§ SET PROBLEM
In the records that follow, show each line where the word "Обороны" is present.

* * * * * * * * *

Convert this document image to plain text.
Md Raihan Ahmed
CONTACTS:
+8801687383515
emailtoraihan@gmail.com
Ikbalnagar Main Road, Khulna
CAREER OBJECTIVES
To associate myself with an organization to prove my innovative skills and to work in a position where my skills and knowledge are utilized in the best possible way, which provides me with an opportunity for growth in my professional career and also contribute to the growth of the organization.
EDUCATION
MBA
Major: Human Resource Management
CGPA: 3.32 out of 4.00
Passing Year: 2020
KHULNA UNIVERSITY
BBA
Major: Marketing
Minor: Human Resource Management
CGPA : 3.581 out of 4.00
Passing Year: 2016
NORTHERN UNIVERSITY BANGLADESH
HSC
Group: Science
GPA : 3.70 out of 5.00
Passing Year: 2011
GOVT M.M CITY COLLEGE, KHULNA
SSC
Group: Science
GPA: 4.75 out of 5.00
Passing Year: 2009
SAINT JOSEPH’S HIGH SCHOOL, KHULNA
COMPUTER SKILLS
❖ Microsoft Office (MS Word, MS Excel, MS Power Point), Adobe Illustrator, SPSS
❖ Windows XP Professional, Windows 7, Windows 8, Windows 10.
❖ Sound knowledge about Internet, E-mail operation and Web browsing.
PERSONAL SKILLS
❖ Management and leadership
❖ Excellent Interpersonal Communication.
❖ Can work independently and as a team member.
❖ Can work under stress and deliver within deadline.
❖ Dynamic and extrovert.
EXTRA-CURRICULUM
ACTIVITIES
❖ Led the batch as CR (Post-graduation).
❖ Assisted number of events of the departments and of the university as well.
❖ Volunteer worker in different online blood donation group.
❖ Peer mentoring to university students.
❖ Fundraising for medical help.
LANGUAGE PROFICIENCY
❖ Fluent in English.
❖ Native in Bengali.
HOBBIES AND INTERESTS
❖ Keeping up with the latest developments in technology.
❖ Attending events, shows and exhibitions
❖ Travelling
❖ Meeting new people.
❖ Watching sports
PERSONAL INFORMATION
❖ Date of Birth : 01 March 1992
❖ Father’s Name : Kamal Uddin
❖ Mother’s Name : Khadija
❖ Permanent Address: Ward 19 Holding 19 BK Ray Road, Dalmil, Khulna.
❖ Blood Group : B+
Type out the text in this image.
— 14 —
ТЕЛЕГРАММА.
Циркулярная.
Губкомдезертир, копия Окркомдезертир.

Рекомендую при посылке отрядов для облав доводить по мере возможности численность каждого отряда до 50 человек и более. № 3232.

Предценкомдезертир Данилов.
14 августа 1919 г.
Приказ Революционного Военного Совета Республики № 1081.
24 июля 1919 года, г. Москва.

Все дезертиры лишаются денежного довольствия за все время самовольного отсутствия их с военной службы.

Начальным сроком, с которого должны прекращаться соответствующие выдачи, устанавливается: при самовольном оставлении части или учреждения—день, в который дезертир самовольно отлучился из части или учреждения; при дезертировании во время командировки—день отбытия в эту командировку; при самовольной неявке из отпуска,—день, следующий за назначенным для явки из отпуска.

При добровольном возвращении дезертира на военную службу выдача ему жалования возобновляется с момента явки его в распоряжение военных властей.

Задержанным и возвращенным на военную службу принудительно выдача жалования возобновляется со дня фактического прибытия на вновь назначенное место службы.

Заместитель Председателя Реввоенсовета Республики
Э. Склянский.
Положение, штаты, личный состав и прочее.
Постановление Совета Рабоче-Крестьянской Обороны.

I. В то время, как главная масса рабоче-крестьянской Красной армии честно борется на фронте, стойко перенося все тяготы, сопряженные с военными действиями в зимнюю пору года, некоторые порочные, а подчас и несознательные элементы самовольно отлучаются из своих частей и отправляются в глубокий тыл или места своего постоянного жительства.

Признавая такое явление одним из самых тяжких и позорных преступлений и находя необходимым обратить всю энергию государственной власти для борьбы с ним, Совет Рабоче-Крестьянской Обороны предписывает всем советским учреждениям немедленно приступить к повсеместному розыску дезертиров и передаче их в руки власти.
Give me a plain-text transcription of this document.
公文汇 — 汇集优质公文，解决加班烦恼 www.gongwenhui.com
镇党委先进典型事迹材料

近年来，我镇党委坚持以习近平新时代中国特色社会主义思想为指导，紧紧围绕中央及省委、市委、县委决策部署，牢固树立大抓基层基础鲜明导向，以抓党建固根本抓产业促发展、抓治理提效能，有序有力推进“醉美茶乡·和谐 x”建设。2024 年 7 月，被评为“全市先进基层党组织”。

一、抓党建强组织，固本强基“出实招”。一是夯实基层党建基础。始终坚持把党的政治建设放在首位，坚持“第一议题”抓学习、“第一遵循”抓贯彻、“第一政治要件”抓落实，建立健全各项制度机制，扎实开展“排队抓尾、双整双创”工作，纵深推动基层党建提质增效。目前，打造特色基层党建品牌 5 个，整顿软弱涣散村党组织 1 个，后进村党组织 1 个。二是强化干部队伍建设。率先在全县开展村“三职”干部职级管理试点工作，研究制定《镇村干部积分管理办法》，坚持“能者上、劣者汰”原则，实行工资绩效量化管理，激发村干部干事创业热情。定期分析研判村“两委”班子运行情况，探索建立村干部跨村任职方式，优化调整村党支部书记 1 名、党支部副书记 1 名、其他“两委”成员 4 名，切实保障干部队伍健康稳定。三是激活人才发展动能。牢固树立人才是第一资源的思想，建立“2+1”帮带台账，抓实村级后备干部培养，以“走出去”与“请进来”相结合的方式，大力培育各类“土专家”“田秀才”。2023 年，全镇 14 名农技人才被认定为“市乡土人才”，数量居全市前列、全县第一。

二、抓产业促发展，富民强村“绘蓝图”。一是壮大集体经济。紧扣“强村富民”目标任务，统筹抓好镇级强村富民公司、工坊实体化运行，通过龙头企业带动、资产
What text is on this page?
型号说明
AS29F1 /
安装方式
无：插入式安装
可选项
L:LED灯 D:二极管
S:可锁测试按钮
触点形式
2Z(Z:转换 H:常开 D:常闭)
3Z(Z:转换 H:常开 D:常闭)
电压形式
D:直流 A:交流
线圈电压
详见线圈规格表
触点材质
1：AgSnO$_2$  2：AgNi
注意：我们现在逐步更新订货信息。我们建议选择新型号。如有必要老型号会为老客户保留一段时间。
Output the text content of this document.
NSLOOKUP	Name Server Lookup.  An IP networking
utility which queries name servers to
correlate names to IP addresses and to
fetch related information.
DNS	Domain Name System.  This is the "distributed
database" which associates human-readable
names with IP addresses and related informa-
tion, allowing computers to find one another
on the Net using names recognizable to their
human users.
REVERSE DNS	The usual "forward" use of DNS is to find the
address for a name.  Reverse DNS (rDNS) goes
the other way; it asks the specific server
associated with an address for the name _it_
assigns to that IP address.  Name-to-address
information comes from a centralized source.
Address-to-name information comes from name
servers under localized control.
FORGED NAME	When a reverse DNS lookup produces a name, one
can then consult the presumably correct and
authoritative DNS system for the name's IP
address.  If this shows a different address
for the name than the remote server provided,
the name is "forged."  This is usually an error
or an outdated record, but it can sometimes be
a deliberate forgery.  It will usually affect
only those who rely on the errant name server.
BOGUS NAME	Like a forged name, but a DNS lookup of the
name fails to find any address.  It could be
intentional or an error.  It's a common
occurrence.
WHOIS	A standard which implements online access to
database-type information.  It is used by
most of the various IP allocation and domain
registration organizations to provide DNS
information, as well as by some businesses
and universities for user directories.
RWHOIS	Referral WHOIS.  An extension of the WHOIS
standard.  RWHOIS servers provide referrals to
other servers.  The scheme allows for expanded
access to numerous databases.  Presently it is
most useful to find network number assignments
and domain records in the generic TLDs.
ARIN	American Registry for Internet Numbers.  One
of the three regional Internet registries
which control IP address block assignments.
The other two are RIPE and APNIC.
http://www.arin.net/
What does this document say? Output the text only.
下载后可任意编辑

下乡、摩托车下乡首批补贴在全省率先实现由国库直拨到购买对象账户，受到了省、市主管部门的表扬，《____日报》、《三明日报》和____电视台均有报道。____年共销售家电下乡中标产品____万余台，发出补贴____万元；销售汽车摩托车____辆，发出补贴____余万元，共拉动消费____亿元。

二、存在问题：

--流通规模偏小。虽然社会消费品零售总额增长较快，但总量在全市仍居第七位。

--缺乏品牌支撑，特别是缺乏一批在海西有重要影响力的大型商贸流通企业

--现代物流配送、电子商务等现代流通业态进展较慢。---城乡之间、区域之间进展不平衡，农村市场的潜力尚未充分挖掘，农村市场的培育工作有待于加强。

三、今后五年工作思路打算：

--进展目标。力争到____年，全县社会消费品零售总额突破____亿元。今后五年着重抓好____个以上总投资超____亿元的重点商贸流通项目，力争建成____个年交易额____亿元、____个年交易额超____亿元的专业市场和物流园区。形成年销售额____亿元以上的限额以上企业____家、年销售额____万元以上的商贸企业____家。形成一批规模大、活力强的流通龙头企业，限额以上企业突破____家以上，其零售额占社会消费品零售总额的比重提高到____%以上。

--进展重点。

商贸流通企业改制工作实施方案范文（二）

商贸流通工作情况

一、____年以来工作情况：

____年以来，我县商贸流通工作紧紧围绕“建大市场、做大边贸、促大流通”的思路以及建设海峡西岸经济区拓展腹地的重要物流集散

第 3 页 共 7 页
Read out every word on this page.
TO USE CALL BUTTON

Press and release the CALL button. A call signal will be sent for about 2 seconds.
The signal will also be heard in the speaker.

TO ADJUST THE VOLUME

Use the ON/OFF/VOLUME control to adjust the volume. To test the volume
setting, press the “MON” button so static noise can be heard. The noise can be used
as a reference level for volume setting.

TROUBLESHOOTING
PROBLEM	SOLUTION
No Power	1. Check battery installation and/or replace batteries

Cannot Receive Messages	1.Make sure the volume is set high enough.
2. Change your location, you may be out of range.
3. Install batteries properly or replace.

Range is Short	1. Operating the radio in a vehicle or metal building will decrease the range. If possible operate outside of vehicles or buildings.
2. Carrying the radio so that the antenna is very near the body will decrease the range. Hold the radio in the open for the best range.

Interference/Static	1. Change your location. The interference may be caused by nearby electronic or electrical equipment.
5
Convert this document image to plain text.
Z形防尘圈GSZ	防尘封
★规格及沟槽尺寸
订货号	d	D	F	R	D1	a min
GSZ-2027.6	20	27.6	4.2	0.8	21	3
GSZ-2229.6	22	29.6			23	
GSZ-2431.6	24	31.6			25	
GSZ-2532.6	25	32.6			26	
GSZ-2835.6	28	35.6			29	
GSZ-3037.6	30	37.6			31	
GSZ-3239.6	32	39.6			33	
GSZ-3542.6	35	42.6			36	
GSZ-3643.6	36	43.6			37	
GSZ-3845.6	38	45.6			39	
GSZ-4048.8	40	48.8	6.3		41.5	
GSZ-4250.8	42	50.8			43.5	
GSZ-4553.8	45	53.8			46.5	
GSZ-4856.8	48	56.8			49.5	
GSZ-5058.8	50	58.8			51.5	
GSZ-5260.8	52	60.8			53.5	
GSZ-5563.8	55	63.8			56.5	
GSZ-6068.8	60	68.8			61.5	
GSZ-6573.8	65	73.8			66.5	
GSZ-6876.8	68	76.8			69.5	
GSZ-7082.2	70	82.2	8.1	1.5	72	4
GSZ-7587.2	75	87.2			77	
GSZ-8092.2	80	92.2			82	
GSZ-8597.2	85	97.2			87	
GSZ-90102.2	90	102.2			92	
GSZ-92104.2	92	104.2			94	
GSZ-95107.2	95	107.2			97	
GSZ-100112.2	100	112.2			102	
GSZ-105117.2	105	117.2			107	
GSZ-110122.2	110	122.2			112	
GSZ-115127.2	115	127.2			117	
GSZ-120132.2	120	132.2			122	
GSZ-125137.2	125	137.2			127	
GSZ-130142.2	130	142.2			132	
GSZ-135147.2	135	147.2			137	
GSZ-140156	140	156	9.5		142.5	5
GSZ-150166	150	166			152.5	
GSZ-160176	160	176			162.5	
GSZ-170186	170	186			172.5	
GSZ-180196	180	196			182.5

* * * * * * * * *

§ RIGHT ANSWER
Постановление Совета Рабоче-Крестьянской Обороны.
Признавая такое явление одним из самых тяжких и позорных преступлений и находя необходимым обратить всю энергию государственной власти для борьбы с ним, Совет Рабоче-Крестьянской Обороны предписывает всем советским учреждениям немедленно приступить к повсеместному розыску дезертиров и передаче их в руки власти.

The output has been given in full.